SHORT PROBLEM:
In the copy, include every entry exactly but none of the pictures.

RECORD LIST:

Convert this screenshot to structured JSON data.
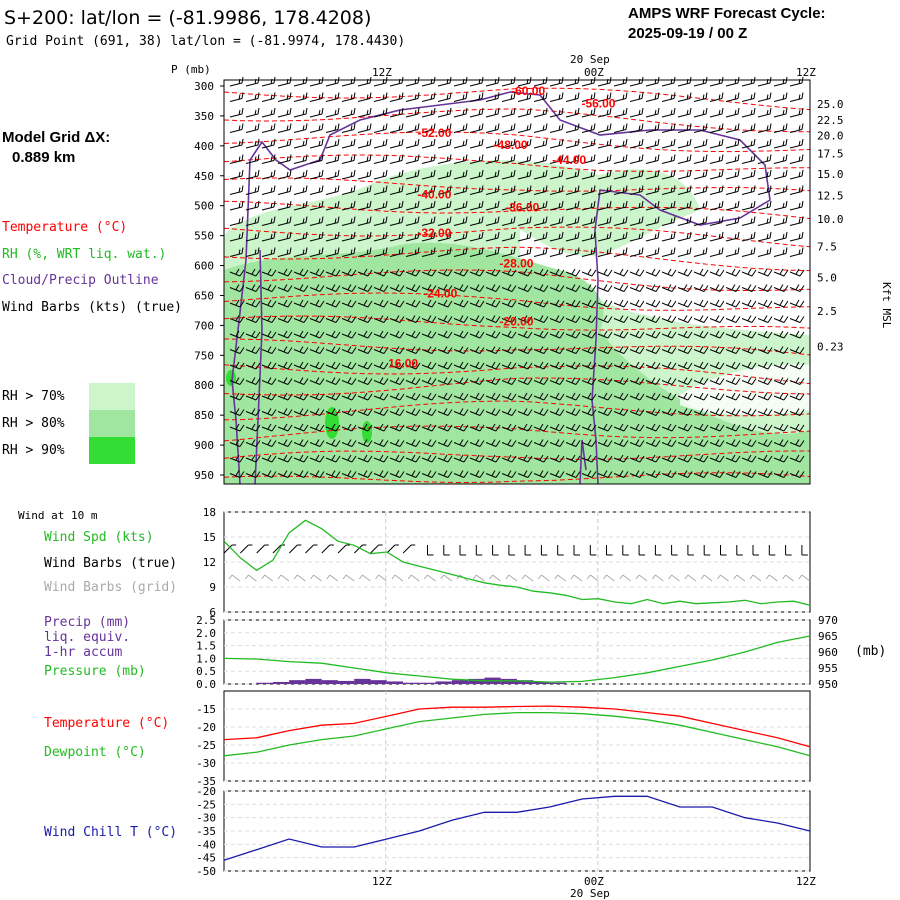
{
  "header": {
    "title": "S+200:  lat/lon = (-81.9986, 178.4208)",
    "subtitle": "Grid Point (691, 38) lat/lon = (-81.9974, 178.4430)",
    "cycle_line1": "AMPS WRF Forecast Cycle:",
    "cycle_line2": "2025-09-19 / 00  Z",
    "model_grid_label": "Model Grid ΔX:",
    "model_grid_value": "0.889 km"
  },
  "time_axis": {
    "top_date": "20 Sep",
    "bottom_date": "20 Sep",
    "ticks": [
      "12Z",
      "00Z",
      "12Z"
    ],
    "bottom_ticks": [
      "12Z",
      "00Z",
      "12Z"
    ]
  },
  "legend": {
    "temperature": "Temperature (°C)",
    "rh": "RH (%, WRT liq. wat.)",
    "cloud": "Cloud/Precip Outline",
    "wind": "Wind Barbs (kts) (true)",
    "rh70": "RH > 70%",
    "rh80": "RH > 80%",
    "rh90": "RH > 90%"
  },
  "colors": {
    "rh70": "#ccf5cc",
    "rh80": "#a0e6a0",
    "rh90": "#33dd33",
    "temperature": "#ff0000",
    "cloud": "#663399",
    "wind_spd": "#22bb22",
    "dewpoint": "#22bb22",
    "pressure": "#22bb22",
    "precip": "#663399",
    "wind_chill": "#1a1aaa",
    "grid_barbs": "#aaaaaa"
  },
  "chart_data": [
    {
      "type": "heatmap",
      "name": "cross-section",
      "ylabel": "P (mb)",
      "right_label": "Kft MSL",
      "pressure_ticks": [
        "300",
        "350",
        "400",
        "450",
        "500",
        "550",
        "600",
        "650",
        "700",
        "750",
        "800",
        "850",
        "900",
        "950"
      ],
      "pressure_levels": [
        300,
        350,
        400,
        450,
        500,
        550,
        600,
        650,
        700,
        750,
        800,
        850,
        900,
        950
      ],
      "kft_ticks": [
        "25.0",
        "22.5",
        "20.0",
        "17.5",
        "15.0",
        "12.5",
        "10.0",
        "7.5",
        "5.0",
        "2.5",
        "0.23"
      ],
      "kft_at_pressure": [
        330,
        357,
        383,
        413,
        447,
        483,
        522,
        568,
        620,
        676,
        735,
        800,
        870,
        960
      ],
      "temperature_labels": [
        {
          "text": "-60.00",
          "time_frac": 0.49,
          "pressure": 315
        },
        {
          "text": "-56.00",
          "time_frac": 0.61,
          "pressure": 336
        },
        {
          "text": "-52.00",
          "time_frac": 0.33,
          "pressure": 385
        },
        {
          "text": "-48.00",
          "time_frac": 0.46,
          "pressure": 405
        },
        {
          "text": "-44.00",
          "time_frac": 0.56,
          "pressure": 430
        },
        {
          "text": "-40.00",
          "time_frac": 0.33,
          "pressure": 488
        },
        {
          "text": "-36.00",
          "time_frac": 0.48,
          "pressure": 510
        },
        {
          "text": "-32.00",
          "time_frac": 0.33,
          "pressure": 552
        },
        {
          "text": "-28.00",
          "time_frac": 0.47,
          "pressure": 603
        },
        {
          "text": "-24.00",
          "time_frac": 0.34,
          "pressure": 653
        },
        {
          "text": "-20.00",
          "time_frac": 0.47,
          "pressure": 700
        },
        {
          "text": "16.00",
          "time_frac": 0.28,
          "pressure": 770
        }
      ]
    },
    {
      "type": "line",
      "name": "wind-speed",
      "title": "Wind at 10 m",
      "labels": [
        "Wind Spd (kts)",
        "Wind Barbs (true)",
        "Wind Barbs (grid)"
      ],
      "ylim": [
        6,
        18
      ],
      "y_ticks": [
        "18",
        "15",
        "12",
        "9",
        "6"
      ],
      "x": [
        0,
        1,
        2,
        3,
        4,
        5,
        6,
        7,
        8,
        9,
        10,
        11,
        12,
        13,
        14,
        15,
        16,
        17,
        18,
        19,
        20,
        21,
        22,
        23,
        24,
        25,
        26,
        27,
        28,
        29,
        30,
        31,
        32,
        33,
        34,
        35,
        36
      ],
      "values": [
        14.5,
        12.5,
        11,
        12.2,
        15.5,
        17,
        16,
        14.5,
        14,
        13,
        13.2,
        12,
        11.5,
        11,
        10.5,
        10,
        9.5,
        9.2,
        9,
        8.5,
        8.3,
        8,
        7.5,
        7.6,
        7.2,
        7,
        7.5,
        7,
        7.3,
        7,
        7.1,
        7.2,
        7.4,
        7,
        7.2,
        7.3,
        6.8
      ]
    },
    {
      "type": "line",
      "name": "precip-pressure",
      "labels": [
        "Precip (mm)",
        "liq. equiv.",
        "1-hr accum",
        "Pressure (mb)"
      ],
      "ylim_left": [
        0,
        2.5
      ],
      "ylim_right": [
        950,
        970
      ],
      "y_ticks_left": [
        "2.5",
        "2.0",
        "1.5",
        "1.0",
        "0.5",
        "0.0"
      ],
      "y_ticks_right": [
        "970",
        "965",
        "960",
        "955",
        "950"
      ],
      "right_unit": "(mb)",
      "precip_x": [
        2,
        3,
        4,
        5,
        6,
        7,
        8,
        9,
        10,
        11,
        12,
        13,
        14,
        15,
        16,
        17,
        18,
        19,
        20
      ],
      "precip_values": [
        0.05,
        0.08,
        0.15,
        0.2,
        0.15,
        0.12,
        0.2,
        0.15,
        0.1,
        0.05,
        0.05,
        0.1,
        0.15,
        0.2,
        0.25,
        0.2,
        0.15,
        0.1,
        0.05
      ],
      "pressure_x": [
        0,
        2,
        4,
        6,
        8,
        10,
        12,
        14,
        16,
        18,
        20,
        22,
        24,
        26,
        28,
        30,
        32,
        34,
        36
      ],
      "pressure_values": [
        958,
        957.8,
        957,
        956.5,
        955,
        953.5,
        952.5,
        951.5,
        951,
        951,
        950.6,
        950.8,
        952,
        953.5,
        955.5,
        957.5,
        960,
        963,
        965
      ]
    },
    {
      "type": "line",
      "name": "temperature-dewpoint",
      "labels": [
        "Temperature (°C)",
        "Dewpoint (°C)"
      ],
      "ylim": [
        -35,
        -10
      ],
      "y_ticks": [
        "-15",
        "-20",
        "-25",
        "-30",
        "-35"
      ],
      "x": [
        0,
        2,
        4,
        6,
        8,
        10,
        12,
        14,
        16,
        18,
        20,
        22,
        24,
        26,
        28,
        30,
        32,
        34,
        36
      ],
      "series": [
        {
          "name": "Temperature",
          "values": [
            -23.5,
            -23,
            -21,
            -19.5,
            -19,
            -17,
            -15,
            -14.5,
            -14.5,
            -14.3,
            -14.2,
            -14.5,
            -15,
            -16,
            -17,
            -19,
            -21,
            -23,
            -25.5
          ]
        },
        {
          "name": "Dewpoint",
          "values": [
            -28,
            -27,
            -25,
            -23.5,
            -22.5,
            -20.5,
            -18.5,
            -17.5,
            -16.5,
            -16,
            -16,
            -16.3,
            -17,
            -18,
            -19.5,
            -21.5,
            -23.5,
            -25.5,
            -28
          ]
        }
      ]
    },
    {
      "type": "line",
      "name": "wind-chill",
      "labels": [
        "Wind Chill T (°C)"
      ],
      "ylim": [
        -50,
        -20
      ],
      "y_ticks": [
        "-20",
        "-25",
        "-30",
        "-35",
        "-40",
        "-45",
        "-50"
      ],
      "x": [
        0,
        2,
        4,
        6,
        8,
        10,
        12,
        14,
        16,
        18,
        20,
        22,
        24,
        26,
        28,
        30,
        32,
        34,
        36
      ],
      "values": [
        -46,
        -42,
        -38,
        -41,
        -41,
        -38,
        -35,
        -31,
        -28,
        -28,
        -26,
        -23,
        -22,
        -22,
        -26,
        -26,
        -30,
        -32,
        -35
      ]
    }
  ]
}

SOLUTION:
Convert this screenshot to structured JSON data.
{
  "header": {
    "title": "S+200:  lat/lon = (-81.9986, 178.4208)",
    "subtitle": "Grid Point (691, 38) lat/lon = (-81.9974, 178.4430)",
    "cycle_line1": "AMPS WRF Forecast Cycle:",
    "cycle_line2": "2025-09-19 / 00  Z",
    "model_grid_label": "Model Grid ΔX:",
    "model_grid_value": "0.889 km"
  },
  "time_axis": {
    "top_date": "20 Sep",
    "bottom_date": "20 Sep",
    "ticks": [
      "12Z",
      "00Z",
      "12Z"
    ],
    "bottom_ticks": [
      "12Z",
      "00Z",
      "12Z"
    ]
  },
  "legend": {
    "temperature": "Temperature (°C)",
    "rh": "RH (%, WRT liq. wat.)",
    "cloud": "Cloud/Precip Outline",
    "wind": "Wind Barbs (kts) (true)",
    "rh70": "RH > 70%",
    "rh80": "RH > 80%",
    "rh90": "RH > 90%"
  },
  "colors": {
    "rh70": "#ccf5cc",
    "rh80": "#a0e6a0",
    "rh90": "#33dd33",
    "temperature": "#ff0000",
    "cloud": "#663399",
    "wind_spd": "#22bb22",
    "dewpoint": "#22bb22",
    "pressure": "#22bb22",
    "precip": "#663399",
    "wind_chill": "#1a1aaa",
    "grid_barbs": "#aaaaaa"
  },
  "chart_data": [
    {
      "type": "heatmap",
      "name": "cross-section",
      "ylabel": "P (mb)",
      "right_label": "Kft MSL",
      "pressure_ticks": [
        "300",
        "350",
        "400",
        "450",
        "500",
        "550",
        "600",
        "650",
        "700",
        "750",
        "800",
        "850",
        "900",
        "950"
      ],
      "pressure_levels": [
        300,
        350,
        400,
        450,
        500,
        550,
        600,
        650,
        700,
        750,
        800,
        850,
        900,
        950
      ],
      "kft_ticks": [
        "25.0",
        "22.5",
        "20.0",
        "17.5",
        "15.0",
        "12.5",
        "10.0",
        "7.5",
        "5.0",
        "2.5",
        "0.23"
      ],
      "kft_at_pressure": [
        330,
        357,
        383,
        413,
        447,
        483,
        522,
        568,
        620,
        676,
        735,
        800,
        870,
        960
      ],
      "temperature_labels": [
        {
          "text": "-60.00",
          "time_frac": 0.49,
          "pressure": 315
        },
        {
          "text": "-56.00",
          "time_frac": 0.61,
          "pressure": 336
        },
        {
          "text": "-52.00",
          "time_frac": 0.33,
          "pressure": 385
        },
        {
          "text": "-48.00",
          "time_frac": 0.46,
          "pressure": 405
        },
        {
          "text": "-44.00",
          "time_frac": 0.56,
          "pressure": 430
        },
        {
          "text": "-40.00",
          "time_frac": 0.33,
          "pressure": 488
        },
        {
          "text": "-36.00",
          "time_frac": 0.48,
          "pressure": 510
        },
        {
          "text": "-32.00",
          "time_frac": 0.33,
          "pressure": 552
        },
        {
          "text": "-28.00",
          "time_frac": 0.47,
          "pressure": 603
        },
        {
          "text": "-24.00",
          "time_frac": 0.34,
          "pressure": 653
        },
        {
          "text": "-20.00",
          "time_frac": 0.47,
          "pressure": 700
        },
        {
          "text": "16.00",
          "time_frac": 0.28,
          "pressure": 770
        }
      ]
    },
    {
      "type": "line",
      "name": "wind-speed",
      "title": "Wind at 10 m",
      "labels": [
        "Wind Spd (kts)",
        "Wind Barbs (true)",
        "Wind Barbs (grid)"
      ],
      "ylim": [
        6,
        18
      ],
      "y_ticks": [
        "18",
        "15",
        "12",
        "9",
        "6"
      ],
      "x": [
        0,
        1,
        2,
        3,
        4,
        5,
        6,
        7,
        8,
        9,
        10,
        11,
        12,
        13,
        14,
        15,
        16,
        17,
        18,
        19,
        20,
        21,
        22,
        23,
        24,
        25,
        26,
        27,
        28,
        29,
        30,
        31,
        32,
        33,
        34,
        35,
        36
      ],
      "values": [
        14.5,
        12.5,
        11,
        12.2,
        15.5,
        17,
        16,
        14.5,
        14,
        13,
        13.2,
        12,
        11.5,
        11,
        10.5,
        10,
        9.5,
        9.2,
        9,
        8.5,
        8.3,
        8,
        7.5,
        7.6,
        7.2,
        7,
        7.5,
        7,
        7.3,
        7,
        7.1,
        7.2,
        7.4,
        7,
        7.2,
        7.3,
        6.8
      ]
    },
    {
      "type": "line",
      "name": "precip-pressure",
      "labels": [
        "Precip (mm)",
        "liq. equiv.",
        "1-hr accum",
        "Pressure (mb)"
      ],
      "ylim_left": [
        0,
        2.5
      ],
      "ylim_right": [
        950,
        970
      ],
      "y_ticks_left": [
        "2.5",
        "2.0",
        "1.5",
        "1.0",
        "0.5",
        "0.0"
      ],
      "y_ticks_right": [
        "970",
        "965",
        "960",
        "955",
        "950"
      ],
      "right_unit": "(mb)",
      "precip_x": [
        2,
        3,
        4,
        5,
        6,
        7,
        8,
        9,
        10,
        11,
        12,
        13,
        14,
        15,
        16,
        17,
        18,
        19,
        20
      ],
      "precip_values": [
        0.05,
        0.08,
        0.15,
        0.2,
        0.15,
        0.12,
        0.2,
        0.15,
        0.1,
        0.05,
        0.05,
        0.1,
        0.15,
        0.2,
        0.25,
        0.2,
        0.15,
        0.1,
        0.05
      ],
      "pressure_x": [
        0,
        2,
        4,
        6,
        8,
        10,
        12,
        14,
        16,
        18,
        20,
        22,
        24,
        26,
        28,
        30,
        32,
        34,
        36
      ],
      "pressure_values": [
        958,
        957.8,
        957,
        956.5,
        955,
        953.5,
        952.5,
        951.5,
        951,
        951,
        950.6,
        950.8,
        952,
        953.5,
        955.5,
        957.5,
        960,
        963,
        965
      ]
    },
    {
      "type": "line",
      "name": "temperature-dewpoint",
      "labels": [
        "Temperature (°C)",
        "Dewpoint (°C)"
      ],
      "ylim": [
        -35,
        -10
      ],
      "y_ticks": [
        "-15",
        "-20",
        "-25",
        "-30",
        "-35"
      ],
      "x": [
        0,
        2,
        4,
        6,
        8,
        10,
        12,
        14,
        16,
        18,
        20,
        22,
        24,
        26,
        28,
        30,
        32,
        34,
        36
      ],
      "series": [
        {
          "name": "Temperature",
          "values": [
            -23.5,
            -23,
            -21,
            -19.5,
            -19,
            -17,
            -15,
            -14.5,
            -14.5,
            -14.3,
            -14.2,
            -14.5,
            -15,
            -16,
            -17,
            -19,
            -21,
            -23,
            -25.5
          ]
        },
        {
          "name": "Dewpoint",
          "values": [
            -28,
            -27,
            -25,
            -23.5,
            -22.5,
            -20.5,
            -18.5,
            -17.5,
            -16.5,
            -16,
            -16,
            -16.3,
            -17,
            -18,
            -19.5,
            -21.5,
            -23.5,
            -25.5,
            -28
          ]
        }
      ]
    },
    {
      "type": "line",
      "name": "wind-chill",
      "labels": [
        "Wind Chill T (°C)"
      ],
      "ylim": [
        -50,
        -20
      ],
      "y_ticks": [
        "-20",
        "-25",
        "-30",
        "-35",
        "-40",
        "-45",
        "-50"
      ],
      "x": [
        0,
        2,
        4,
        6,
        8,
        10,
        12,
        14,
        16,
        18,
        20,
        22,
        24,
        26,
        28,
        30,
        32,
        34,
        36
      ],
      "values": [
        -46,
        -42,
        -38,
        -41,
        -41,
        -38,
        -35,
        -31,
        -28,
        -28,
        -26,
        -23,
        -22,
        -22,
        -26,
        -26,
        -30,
        -32,
        -35
      ]
    }
  ]
}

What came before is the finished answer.